Restate the whole of the material. Keep every word, and drop the pictures.

___ Given data ___

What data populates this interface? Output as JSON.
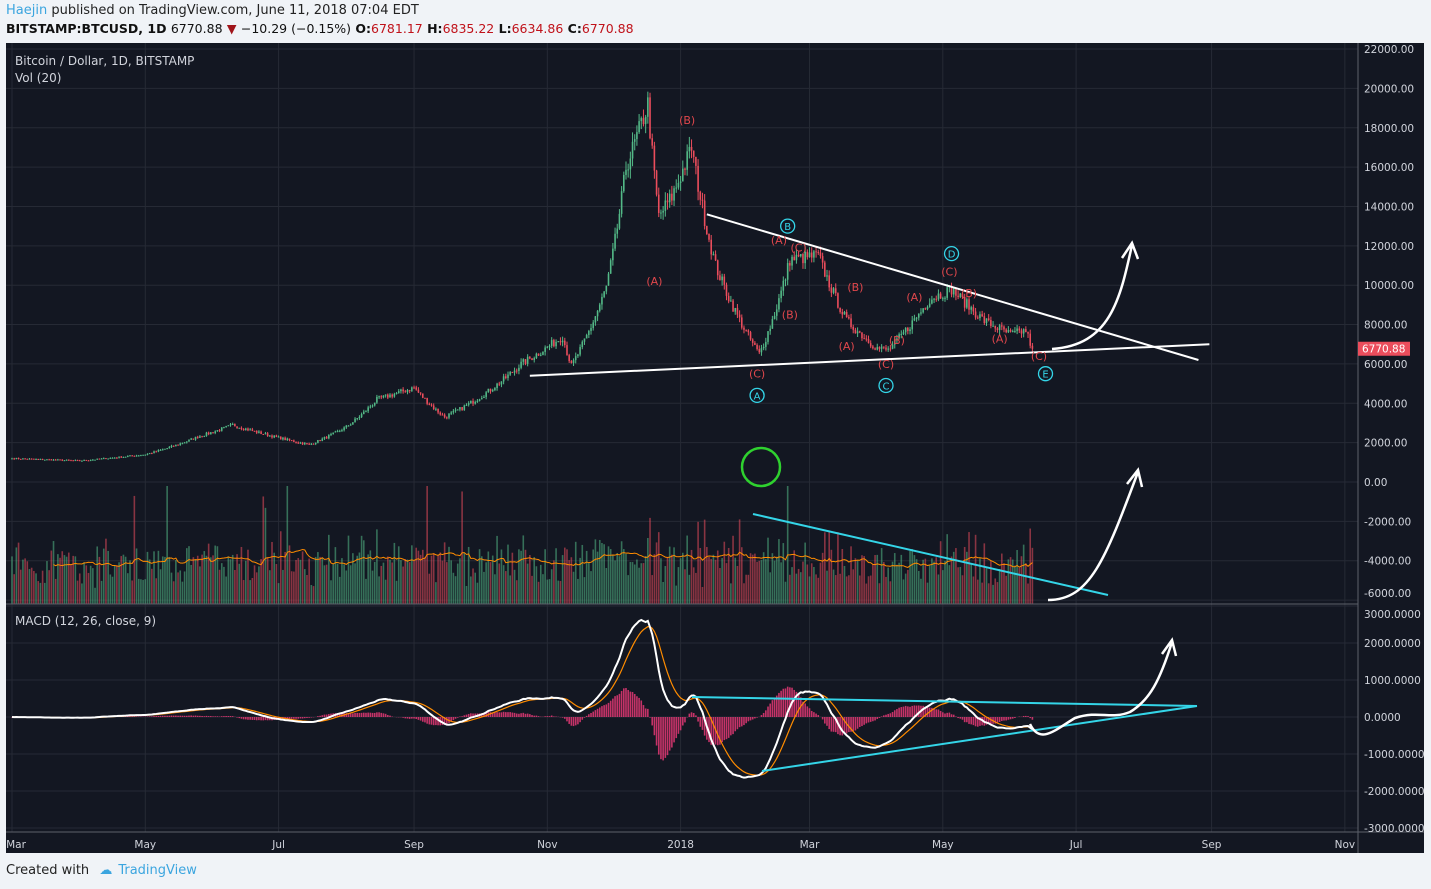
{
  "header": {
    "author": "Haejin",
    "published": "published on TradingView.com, June 11, 2018 07:04 EDT",
    "symbol": "BITSTAMP:BTCUSD, 1D",
    "last": "6770.88",
    "change": "−10.29 (−0.15%)",
    "o_label": "O:",
    "o": "6781.17",
    "h_label": "H:",
    "h": "6835.22",
    "l_label": "L:",
    "l": "6634.86",
    "c_label": "C:",
    "c": "6770.88"
  },
  "legend": {
    "title": "Bitcoin / Dollar, 1D, BITSTAMP",
    "vol": "Vol (20)",
    "macd": "MACD (12, 26, close, 9)"
  },
  "price_tag": "6770.88",
  "footer": {
    "created": "Created with",
    "brand": "TradingView"
  },
  "colors": {
    "up": "#53b987",
    "down": "#eb4d5c",
    "bg": "#131722",
    "wave": "#e0474c",
    "cyan": "#34d5e8",
    "macd": "#ffffff",
    "signal": "#ff8c00"
  },
  "chart_data": {
    "type": "candlestick",
    "title": "Bitcoin / Dollar, 1D, BITSTAMP",
    "price_axis": {
      "ticks": [
        "22000.00",
        "20000.00",
        "18000.00",
        "16000.00",
        "14000.00",
        "12000.00",
        "10000.00",
        "8000.00",
        "6000.00",
        "4000.00",
        "2000.00",
        "0.00",
        "-2000.00",
        "-4000.00",
        "-6000.00"
      ],
      "range": [
        -6000,
        22000
      ]
    },
    "macd_axis": {
      "ticks": [
        "3000.0000",
        "2000.0000",
        "1000.0000",
        "0.0000",
        "-1000.0000",
        "-2000.0000",
        "-3000.0000"
      ],
      "range": [
        -3000,
        3000
      ]
    },
    "time_axis": [
      {
        "label": "Mar",
        "date": "2017-03-01"
      },
      {
        "label": "May",
        "date": "2017-05-01"
      },
      {
        "label": "Jul",
        "date": "2017-07-01"
      },
      {
        "label": "Sep",
        "date": "2017-09-01"
      },
      {
        "label": "Nov",
        "date": "2017-11-01"
      },
      {
        "label": "2018",
        "date": "2018-01-01"
      },
      {
        "label": "Mar",
        "date": "2018-03-01"
      },
      {
        "label": "May",
        "date": "2018-05-01"
      },
      {
        "label": "Jul",
        "date": "2018-07-01"
      },
      {
        "label": "Sep",
        "date": "2018-09-01"
      },
      {
        "label": "Nov",
        "date": "2018-11-01"
      }
    ],
    "price_anchors": [
      [
        "2017-03-01",
        1200
      ],
      [
        "2017-04-01",
        1080
      ],
      [
        "2017-05-01",
        1400
      ],
      [
        "2017-05-25",
        2300
      ],
      [
        "2017-06-10",
        2900
      ],
      [
        "2017-07-15",
        1900
      ],
      [
        "2017-08-01",
        2800
      ],
      [
        "2017-08-15",
        4200
      ],
      [
        "2017-09-01",
        4800
      ],
      [
        "2017-09-15",
        3300
      ],
      [
        "2017-10-01",
        4300
      ],
      [
        "2017-10-20",
        6000
      ],
      [
        "2017-11-08",
        7400
      ],
      [
        "2017-11-12",
        5900
      ],
      [
        "2017-11-28",
        9900
      ],
      [
        "2017-12-07",
        16000
      ],
      [
        "2017-12-17",
        19200
      ],
      [
        "2017-12-22",
        13500
      ],
      [
        "2017-12-28",
        14500
      ],
      [
        "2018-01-06",
        17000
      ],
      [
        "2018-01-17",
        11000
      ],
      [
        "2018-02-06",
        6500
      ],
      [
        "2018-02-20",
        11300
      ],
      [
        "2018-03-05",
        11500
      ],
      [
        "2018-03-18",
        8200
      ],
      [
        "2018-04-01",
        6800
      ],
      [
        "2018-04-06",
        6700
      ],
      [
        "2018-04-25",
        9300
      ],
      [
        "2018-05-05",
        9800
      ],
      [
        "2018-05-20",
        8200
      ],
      [
        "2018-06-01",
        7500
      ],
      [
        "2018-06-08",
        7700
      ],
      [
        "2018-06-11",
        6770.88
      ]
    ],
    "wave_labels": [
      [
        "(B)",
        "2018-01-04",
        18200
      ],
      [
        "(A)",
        "2017-12-20",
        10000
      ],
      [
        "(A)",
        "2018-02-15",
        12100
      ],
      [
        "(C)",
        "2018-02-24",
        11700
      ],
      [
        "(B)",
        "2018-02-20",
        8300
      ],
      [
        "(B)",
        "2018-03-22",
        9700
      ],
      [
        "(A)",
        "2018-03-18",
        6700
      ],
      [
        "(B)",
        "2018-04-10",
        7000
      ],
      [
        "(C)",
        "2018-04-05",
        5800
      ],
      [
        "(A)",
        "2018-04-18",
        9200
      ],
      [
        "(C)",
        "2018-05-04",
        10500
      ],
      [
        "(B)",
        "2018-05-13",
        9400
      ],
      [
        "(A)",
        "2018-05-27",
        7100
      ],
      [
        "(C)",
        "2018-02-05",
        5300
      ],
      [
        "(C)",
        "2018-06-14",
        6200
      ]
    ],
    "circled_labels": [
      [
        "A",
        "2018-02-05",
        4200
      ],
      [
        "B",
        "2018-02-19",
        12800
      ],
      [
        "C",
        "2018-04-05",
        4700
      ],
      [
        "D",
        "2018-05-05",
        11400
      ],
      [
        "E",
        "2018-06-17",
        5300
      ]
    ],
    "trendlines": [
      [
        [
          "2018-01-13",
          13600
        ],
        [
          "2018-08-26",
          6200
        ]
      ],
      [
        [
          "2017-10-24",
          5400
        ],
        [
          "2018-08-31",
          7000
        ]
      ]
    ]
  }
}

___

Response to this task =
What data populates this interface? Output as JSON.
{
  "header": {
    "author": "Haejin",
    "published": "published on TradingView.com, June 11, 2018 07:04 EDT",
    "symbol": "BITSTAMP:BTCUSD, 1D",
    "last": "6770.88",
    "change": "−10.29 (−0.15%)",
    "o_label": "O:",
    "o": "6781.17",
    "h_label": "H:",
    "h": "6835.22",
    "l_label": "L:",
    "l": "6634.86",
    "c_label": "C:",
    "c": "6770.88"
  },
  "legend": {
    "title": "Bitcoin / Dollar, 1D, BITSTAMP",
    "vol": "Vol (20)",
    "macd": "MACD (12, 26, close, 9)"
  },
  "price_tag": "6770.88",
  "footer": {
    "created": "Created with",
    "brand": "TradingView"
  },
  "colors": {
    "up": "#53b987",
    "down": "#eb4d5c",
    "bg": "#131722",
    "wave": "#e0474c",
    "cyan": "#34d5e8",
    "macd": "#ffffff",
    "signal": "#ff8c00"
  },
  "chart_data": {
    "type": "candlestick",
    "title": "Bitcoin / Dollar, 1D, BITSTAMP",
    "price_axis": {
      "ticks": [
        "22000.00",
        "20000.00",
        "18000.00",
        "16000.00",
        "14000.00",
        "12000.00",
        "10000.00",
        "8000.00",
        "6000.00",
        "4000.00",
        "2000.00",
        "0.00",
        "-2000.00",
        "-4000.00",
        "-6000.00"
      ],
      "range": [
        -6000,
        22000
      ]
    },
    "macd_axis": {
      "ticks": [
        "3000.0000",
        "2000.0000",
        "1000.0000",
        "0.0000",
        "-1000.0000",
        "-2000.0000",
        "-3000.0000"
      ],
      "range": [
        -3000,
        3000
      ]
    },
    "time_axis": [
      {
        "label": "Mar",
        "date": "2017-03-01"
      },
      {
        "label": "May",
        "date": "2017-05-01"
      },
      {
        "label": "Jul",
        "date": "2017-07-01"
      },
      {
        "label": "Sep",
        "date": "2017-09-01"
      },
      {
        "label": "Nov",
        "date": "2017-11-01"
      },
      {
        "label": "2018",
        "date": "2018-01-01"
      },
      {
        "label": "Mar",
        "date": "2018-03-01"
      },
      {
        "label": "May",
        "date": "2018-05-01"
      },
      {
        "label": "Jul",
        "date": "2018-07-01"
      },
      {
        "label": "Sep",
        "date": "2018-09-01"
      },
      {
        "label": "Nov",
        "date": "2018-11-01"
      }
    ],
    "price_anchors": [
      [
        "2017-03-01",
        1200
      ],
      [
        "2017-04-01",
        1080
      ],
      [
        "2017-05-01",
        1400
      ],
      [
        "2017-05-25",
        2300
      ],
      [
        "2017-06-10",
        2900
      ],
      [
        "2017-07-15",
        1900
      ],
      [
        "2017-08-01",
        2800
      ],
      [
        "2017-08-15",
        4200
      ],
      [
        "2017-09-01",
        4800
      ],
      [
        "2017-09-15",
        3300
      ],
      [
        "2017-10-01",
        4300
      ],
      [
        "2017-10-20",
        6000
      ],
      [
        "2017-11-08",
        7400
      ],
      [
        "2017-11-12",
        5900
      ],
      [
        "2017-11-28",
        9900
      ],
      [
        "2017-12-07",
        16000
      ],
      [
        "2017-12-17",
        19200
      ],
      [
        "2017-12-22",
        13500
      ],
      [
        "2017-12-28",
        14500
      ],
      [
        "2018-01-06",
        17000
      ],
      [
        "2018-01-17",
        11000
      ],
      [
        "2018-02-06",
        6500
      ],
      [
        "2018-02-20",
        11300
      ],
      [
        "2018-03-05",
        11500
      ],
      [
        "2018-03-18",
        8200
      ],
      [
        "2018-04-01",
        6800
      ],
      [
        "2018-04-06",
        6700
      ],
      [
        "2018-04-25",
        9300
      ],
      [
        "2018-05-05",
        9800
      ],
      [
        "2018-05-20",
        8200
      ],
      [
        "2018-06-01",
        7500
      ],
      [
        "2018-06-08",
        7700
      ],
      [
        "2018-06-11",
        6770.88
      ]
    ],
    "wave_labels": [
      [
        "(B)",
        "2018-01-04",
        18200
      ],
      [
        "(A)",
        "2017-12-20",
        10000
      ],
      [
        "(A)",
        "2018-02-15",
        12100
      ],
      [
        "(C)",
        "2018-02-24",
        11700
      ],
      [
        "(B)",
        "2018-02-20",
        8300
      ],
      [
        "(B)",
        "2018-03-22",
        9700
      ],
      [
        "(A)",
        "2018-03-18",
        6700
      ],
      [
        "(B)",
        "2018-04-10",
        7000
      ],
      [
        "(C)",
        "2018-04-05",
        5800
      ],
      [
        "(A)",
        "2018-04-18",
        9200
      ],
      [
        "(C)",
        "2018-05-04",
        10500
      ],
      [
        "(B)",
        "2018-05-13",
        9400
      ],
      [
        "(A)",
        "2018-05-27",
        7100
      ],
      [
        "(C)",
        "2018-02-05",
        5300
      ],
      [
        "(C)",
        "2018-06-14",
        6200
      ]
    ],
    "circled_labels": [
      [
        "A",
        "2018-02-05",
        4200
      ],
      [
        "B",
        "2018-02-19",
        12800
      ],
      [
        "C",
        "2018-04-05",
        4700
      ],
      [
        "D",
        "2018-05-05",
        11400
      ],
      [
        "E",
        "2018-06-17",
        5300
      ]
    ],
    "trendlines": [
      [
        [
          "2018-01-13",
          13600
        ],
        [
          "2018-08-26",
          6200
        ]
      ],
      [
        [
          "2017-10-24",
          5400
        ],
        [
          "2018-08-31",
          7000
        ]
      ]
    ]
  }
}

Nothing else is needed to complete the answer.